PROMPT ▸ Output every record verbatim, and omit each picture.

===== MATERIAL PROVIDED

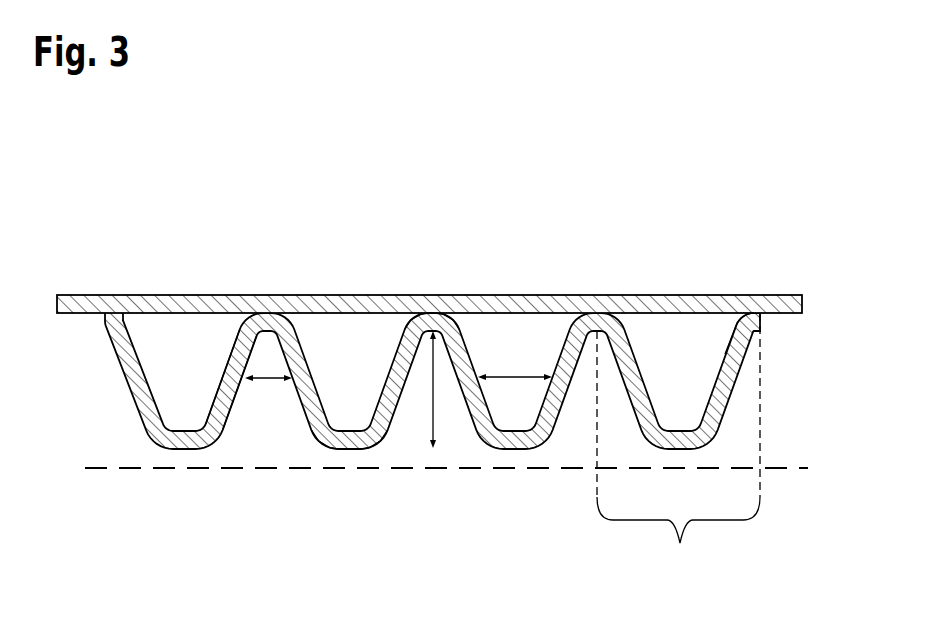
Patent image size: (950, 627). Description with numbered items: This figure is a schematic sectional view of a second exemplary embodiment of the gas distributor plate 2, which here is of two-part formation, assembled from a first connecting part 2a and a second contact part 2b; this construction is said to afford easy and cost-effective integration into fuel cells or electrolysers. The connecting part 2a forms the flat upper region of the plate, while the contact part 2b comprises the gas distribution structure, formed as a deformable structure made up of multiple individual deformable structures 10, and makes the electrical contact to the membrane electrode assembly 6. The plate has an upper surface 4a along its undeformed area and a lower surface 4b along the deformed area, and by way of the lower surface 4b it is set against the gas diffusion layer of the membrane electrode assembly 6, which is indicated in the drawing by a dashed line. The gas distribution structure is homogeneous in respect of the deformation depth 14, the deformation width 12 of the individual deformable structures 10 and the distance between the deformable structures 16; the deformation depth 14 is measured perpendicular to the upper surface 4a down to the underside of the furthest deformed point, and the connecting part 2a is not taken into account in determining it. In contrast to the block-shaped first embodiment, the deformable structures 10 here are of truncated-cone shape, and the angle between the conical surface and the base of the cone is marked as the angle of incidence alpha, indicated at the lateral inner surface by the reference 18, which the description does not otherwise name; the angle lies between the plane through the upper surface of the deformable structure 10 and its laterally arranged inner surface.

The gas distributor plate 2 is at (442, 303).
The first connecting part 2a is at (717, 295).
The second contact part 2b is at (752, 362).
The upper surface 4a is at (433, 313).
The lower surface 4b is at (348, 450).
The membrane electrode assembly 6 is at (798, 473).
The deformable structure 10 is at (678, 447).
The deformation width 12 is at (513, 377).
The deformation depth 14 is at (430, 410).
The distance between deformable structures 16 is at (268, 378).
The wall of corrugation 18 is at (226, 349).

==========

ANSWER BELOW ▸
Patent image size: (950, 627). Description with numbered items: This figure is a schematic sectional view of a second exemplary embodiment of the gas distributor plate 2, which here is of two-part formation, assembled from a first connecting part 2a and a second contact part 2b; this construction is said to afford easy and cost-effective integration into fuel cells or electrolysers. The connecting part 2a forms the flat upper region of the plate, while the contact part 2b comprises the gas distribution structure, formed as a deformable structure made up of multiple individual deformable structures 10, and makes the electrical contact to the membrane electrode assembly 6. The plate has an upper surface 4a along its undeformed area and a lower surface 4b along the deformed area, and by way of the lower surface 4b it is set against the gas diffusion layer of the membrane electrode assembly 6, which is indicated in the drawing by a dashed line. The gas distribution structure is homogeneous in respect of the deformation depth 14, the deformation width 12 of the individual deformable structures 10 and the distance between the deformable structures 16; the deformation depth 14 is measured perpendicular to the upper surface 4a down to the underside of the furthest deformed point, and the connecting part 2a is not taken into account in determining it. In contrast to the block-shaped first embodiment, the deformable structures 10 here are of truncated-cone shape, and the angle between the conical surface and the base of the cone is marked as the angle of incidence alpha, indicated at the lateral inner surface by the reference 18, which the description does not otherwise name; the angle lies between the plane through the upper surface of the deformable structure 10 and its laterally arranged inner surface.

The gas distributor plate 2 is at (442, 303).
The first connecting part 2a is at (717, 295).
The second contact part 2b is at (752, 362).
The upper surface 4a is at (433, 313).
The lower surface 4b is at (348, 450).
The membrane electrode assembly 6 is at (798, 473).
The deformable structure 10 is at (678, 447).
The deformation width 12 is at (513, 377).
The deformation depth 14 is at (430, 410).
The distance between deformable structures 16 is at (268, 378).
The wall of corrugation 18 is at (226, 349).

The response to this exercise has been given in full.